**Problem statement:** Retype each entry below, keeping every character the same.

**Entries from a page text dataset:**
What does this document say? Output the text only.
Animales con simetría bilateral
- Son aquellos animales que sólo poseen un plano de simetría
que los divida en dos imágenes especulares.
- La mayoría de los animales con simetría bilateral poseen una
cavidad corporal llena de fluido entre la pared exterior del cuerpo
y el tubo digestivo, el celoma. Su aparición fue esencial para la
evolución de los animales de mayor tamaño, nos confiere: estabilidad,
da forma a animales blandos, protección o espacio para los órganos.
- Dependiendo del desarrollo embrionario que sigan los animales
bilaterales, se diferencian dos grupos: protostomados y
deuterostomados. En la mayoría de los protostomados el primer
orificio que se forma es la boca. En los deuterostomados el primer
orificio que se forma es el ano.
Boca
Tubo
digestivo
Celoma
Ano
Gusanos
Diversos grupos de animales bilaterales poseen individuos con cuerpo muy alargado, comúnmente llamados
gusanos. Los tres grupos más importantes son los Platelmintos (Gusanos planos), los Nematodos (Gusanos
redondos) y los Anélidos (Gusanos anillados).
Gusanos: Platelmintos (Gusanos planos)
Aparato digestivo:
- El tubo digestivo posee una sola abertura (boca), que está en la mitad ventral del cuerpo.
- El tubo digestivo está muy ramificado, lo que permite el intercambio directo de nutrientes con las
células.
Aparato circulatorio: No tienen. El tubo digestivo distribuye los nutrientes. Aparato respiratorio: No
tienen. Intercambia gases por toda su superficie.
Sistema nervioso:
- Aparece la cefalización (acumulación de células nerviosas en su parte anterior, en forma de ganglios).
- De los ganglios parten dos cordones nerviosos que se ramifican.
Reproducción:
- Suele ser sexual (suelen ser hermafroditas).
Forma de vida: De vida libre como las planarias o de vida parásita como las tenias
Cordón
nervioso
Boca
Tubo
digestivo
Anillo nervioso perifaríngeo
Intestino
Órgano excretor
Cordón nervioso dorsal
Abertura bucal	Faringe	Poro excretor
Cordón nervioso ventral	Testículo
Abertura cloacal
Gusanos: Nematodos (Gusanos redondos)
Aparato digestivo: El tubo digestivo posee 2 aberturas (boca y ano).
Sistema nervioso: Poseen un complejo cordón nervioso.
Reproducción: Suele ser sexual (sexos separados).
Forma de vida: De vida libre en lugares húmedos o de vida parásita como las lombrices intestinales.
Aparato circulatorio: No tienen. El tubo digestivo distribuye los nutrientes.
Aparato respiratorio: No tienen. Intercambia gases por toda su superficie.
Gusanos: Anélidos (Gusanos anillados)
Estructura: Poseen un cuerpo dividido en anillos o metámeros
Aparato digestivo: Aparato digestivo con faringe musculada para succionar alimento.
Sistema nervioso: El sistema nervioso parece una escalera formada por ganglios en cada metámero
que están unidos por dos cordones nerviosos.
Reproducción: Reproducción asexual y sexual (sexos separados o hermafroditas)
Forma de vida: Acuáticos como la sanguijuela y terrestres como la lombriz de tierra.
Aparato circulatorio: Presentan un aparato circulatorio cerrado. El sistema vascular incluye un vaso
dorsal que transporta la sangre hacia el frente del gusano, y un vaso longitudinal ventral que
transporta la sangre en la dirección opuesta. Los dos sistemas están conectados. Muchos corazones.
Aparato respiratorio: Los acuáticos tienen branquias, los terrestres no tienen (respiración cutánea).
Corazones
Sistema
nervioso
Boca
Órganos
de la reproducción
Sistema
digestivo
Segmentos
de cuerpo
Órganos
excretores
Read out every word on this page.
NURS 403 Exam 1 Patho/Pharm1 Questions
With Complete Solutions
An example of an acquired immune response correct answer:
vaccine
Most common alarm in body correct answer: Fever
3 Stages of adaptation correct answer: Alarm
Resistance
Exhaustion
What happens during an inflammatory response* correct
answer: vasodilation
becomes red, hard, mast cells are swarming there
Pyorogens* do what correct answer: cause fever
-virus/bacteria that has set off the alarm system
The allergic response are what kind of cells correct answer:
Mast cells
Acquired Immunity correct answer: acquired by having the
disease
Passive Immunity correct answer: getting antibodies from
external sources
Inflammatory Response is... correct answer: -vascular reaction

**Answer section:**
What does this document say? Output the text only.
Animales con simetría bilateral
- Son aquellos animales que sólo poseen un plano de simetría
que los divida en dos imágenes especulares.
- La mayoría de los animales con simetría bilateral poseen una
cavidad corporal llena de fluido entre la pared exterior del cuerpo
y el tubo digestivo, el celoma. Su aparición fue esencial para la
evolución de los animales de mayor tamaño, nos confiere: estabilidad,
da forma a animales blandos, protección o espacio para los órganos.
- Dependiendo del desarrollo embrionario que sigan los animales
bilaterales, se diferencian dos grupos: protostomados y
deuterostomados. En la mayoría de los protostomados el primer
orificio que se forma es la boca. En los deuterostomados el primer
orificio que se forma es el ano.
Boca
Tubo
digestivo
Celoma
Ano
Gusanos
Diversos grupos de animales bilaterales poseen individuos con cuerpo muy alargado, comúnmente llamados
gusanos. Los tres grupos más importantes son los Platelmintos (Gusanos planos), los Nematodos (Gusanos
redondos) y los Anélidos (Gusanos anillados).
Gusanos: Platelmintos (Gusanos planos)
Aparato digestivo:
- El tubo digestivo posee una sola abertura (boca), que está en la mitad ventral del cuerpo.
- El tubo digestivo está muy ramificado, lo que permite el intercambio directo de nutrientes con las
células.
Aparato circulatorio: No tienen. El tubo digestivo distribuye los nutrientes. Aparato respiratorio: No
tienen. Intercambia gases por toda su superficie.
Sistema nervioso:
- Aparece la cefalización (acumulación de células nerviosas en su parte anterior, en forma de ganglios).
- De los ganglios parten dos cordones nerviosos que se ramifican.
Reproducción:
- Suele ser sexual (suelen ser hermafroditas).
Forma de vida: De vida libre como las planarias o de vida parásita como las tenias
Cordón
nervioso
Boca
Tubo
digestivo
Anillo nervioso perifaríngeo
Intestino
Órgano excretor
Cordón nervioso dorsal
Abertura bucal	Faringe	Poro excretor
Cordón nervioso ventral	Testículo
Abertura cloacal
Gusanos: Nematodos (Gusanos redondos)
Aparato digestivo: El tubo digestivo posee 2 aberturas (boca y ano).
Sistema nervioso: Poseen un complejo cordón nervioso.
Reproducción: Suele ser sexual (sexos separados).
Forma de vida: De vida libre en lugares húmedos o de vida parásita como las lombrices intestinales.
Aparato circulatorio: No tienen. El tubo digestivo distribuye los nutrientes.
Aparato respiratorio: No tienen. Intercambia gases por toda su superficie.
Gusanos: Anélidos (Gusanos anillados)
Estructura: Poseen un cuerpo dividido en anillos o metámeros
Aparato digestivo: Aparato digestivo con faringe musculada para succionar alimento.
Sistema nervioso: El sistema nervioso parece una escalera formada por ganglios en cada metámero
que están unidos por dos cordones nerviosos.
Reproducción: Reproducción asexual y sexual (sexos separados o hermafroditas)
Forma de vida: Acuáticos como la sanguijuela y terrestres como la lombriz de tierra.
Aparato circulatorio: Presentan un aparato circulatorio cerrado. El sistema vascular incluye un vaso
dorsal que transporta la sangre hacia el frente del gusano, y un vaso longitudinal ventral que
transporta la sangre en la dirección opuesta. Los dos sistemas están conectados. Muchos corazones.
Aparato respiratorio: Los acuáticos tienen branquias, los terrestres no tienen (respiración cutánea).
Corazones
Sistema
nervioso
Boca
Órganos
de la reproducción
Sistema
digestivo
Segmentos
de cuerpo
Órganos
excretores
Read out every word on this page.
NURS 403 Exam 1 Patho/Pharm1 Questions
With Complete Solutions
An example of an acquired immune response correct answer:
vaccine
Most common alarm in body correct answer: Fever
3 Stages of adaptation correct answer: Alarm
Resistance
Exhaustion
What happens during an inflammatory response* correct
answer: vasodilation
becomes red, hard, mast cells are swarming there
Pyorogens* do what correct answer: cause fever
-virus/bacteria that has set off the alarm system
The allergic response are what kind of cells correct answer:
Mast cells
Acquired Immunity correct answer: acquired by having the
disease
Passive Immunity correct answer: getting antibodies from
external sources
Inflammatory Response is... correct answer: -vascular reaction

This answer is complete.